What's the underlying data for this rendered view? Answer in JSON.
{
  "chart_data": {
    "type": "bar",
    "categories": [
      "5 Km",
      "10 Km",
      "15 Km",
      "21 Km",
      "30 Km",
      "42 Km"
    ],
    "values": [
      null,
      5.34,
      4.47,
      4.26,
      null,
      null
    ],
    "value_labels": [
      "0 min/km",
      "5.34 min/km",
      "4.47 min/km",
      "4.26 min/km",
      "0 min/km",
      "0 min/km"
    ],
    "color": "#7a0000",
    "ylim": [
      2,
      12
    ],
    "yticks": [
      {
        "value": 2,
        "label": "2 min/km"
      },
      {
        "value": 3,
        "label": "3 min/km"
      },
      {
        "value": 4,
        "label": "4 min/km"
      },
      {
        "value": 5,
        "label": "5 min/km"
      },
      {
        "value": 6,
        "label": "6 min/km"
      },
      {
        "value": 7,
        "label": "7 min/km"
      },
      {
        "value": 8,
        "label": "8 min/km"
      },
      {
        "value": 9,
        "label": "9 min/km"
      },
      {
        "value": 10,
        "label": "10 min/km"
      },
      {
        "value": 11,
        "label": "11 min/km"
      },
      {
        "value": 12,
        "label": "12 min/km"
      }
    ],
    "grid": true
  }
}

======

Set task
Your task is to extract all of the records exactly.

Expected output
What's the underlying data for this rendered view? Answer in JSON.
{
  "chart_data": {
    "type": "bar",
    "categories": [
      "5 Km",
      "10 Km",
      "15 Km",
      "21 Km",
      "30 Km",
      "42 Km"
    ],
    "values": [
      null,
      5.34,
      4.47,
      4.26,
      null,
      null
    ],
    "value_labels": [
      "0 min/km",
      "5.34 min/km",
      "4.47 min/km",
      "4.26 min/km",
      "0 min/km",
      "0 min/km"
    ],
    "color": "#7a0000",
    "ylim": [
      2,
      12
    ],
    "yticks": [
      {
        "value": 2,
        "label": "2 min/km"
      },
      {
        "value": 3,
        "label": "3 min/km"
      },
      {
        "value": 4,
        "label": "4 min/km"
      },
      {
        "value": 5,
        "label": "5 min/km"
      },
      {
        "value": 6,
        "label": "6 min/km"
      },
      {
        "value": 7,
        "label": "7 min/km"
      },
      {
        "value": 8,
        "label": "8 min/km"
      },
      {
        "value": 9,
        "label": "9 min/km"
      },
      {
        "value": 10,
        "label": "10 min/km"
      },
      {
        "value": 11,
        "label": "11 min/km"
      },
      {
        "value": 12,
        "label": "12 min/km"
      }
    ],
    "grid": true
  }
}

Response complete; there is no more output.